__The task__
Repeat, exactly and completely, the material that follows. Omit the pictures.

__Data shown__
----

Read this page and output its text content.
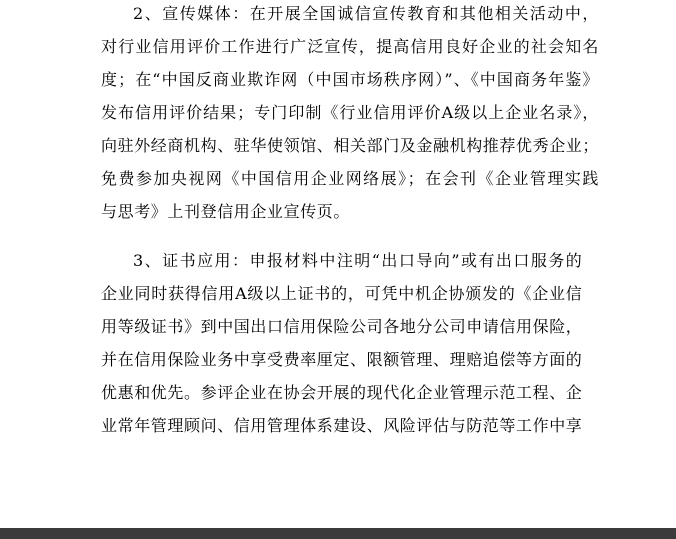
2、宣传媒体：在开展全国诚信宣传教育和其他相关活动中，
对行业信用评价工作进行广泛宣传，提高信用良好企业的社会知名
度；在“中国反商业欺诈网（中国市场秩序网）”、《中国商务年鉴》
发布信用评价结果；专门印制《行业信用评价A级以上企业名录》，
向驻外经商机构、驻华使领馆、相关部门及金融机构推荐优秀企业；
免费参加央视网《中国信用企业网络展》；在会刊《企业管理实践
与思考》上刊登信用企业宣传页。
3、证书应用：申报材料中注明“出口导向”或有出口服务的
企业同时获得信用A级以上证书的，可凭中机企协颁发的《企业信
用等级证书》到中国出口信用保险公司各地分公司申请信用保险，
并在信用保险业务中享受费率厘定、限额管理、理赔追偿等方面的
优惠和优先。参评企业在协会开展的现代化企业管理示范工程、企
业常年管理顾问、信用管理体系建设、风险评估与防范等工作中享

----

__Reply to the exercise__
Read this page and output its text content.
2、宣传媒体：在开展全国诚信宣传教育和其他相关活动中，
对行业信用评价工作进行广泛宣传，提高信用良好企业的社会知名
度；在“中国反商业欺诈网（中国市场秩序网）”、《中国商务年鉴》
发布信用评价结果；专门印制《行业信用评价A级以上企业名录》，
向驻外经商机构、驻华使领馆、相关部门及金融机构推荐优秀企业；
免费参加央视网《中国信用企业网络展》；在会刊《企业管理实践
与思考》上刊登信用企业宣传页。
3、证书应用：申报材料中注明“出口导向”或有出口服务的
企业同时获得信用A级以上证书的，可凭中机企协颁发的《企业信
用等级证书》到中国出口信用保险公司各地分公司申请信用保险，
并在信用保险业务中享受费率厘定、限额管理、理赔追偿等方面的
优惠和优先。参评企业在协会开展的现代化企业管理示范工程、企
业常年管理顾问、信用管理体系建设、风险评估与防范等工作中享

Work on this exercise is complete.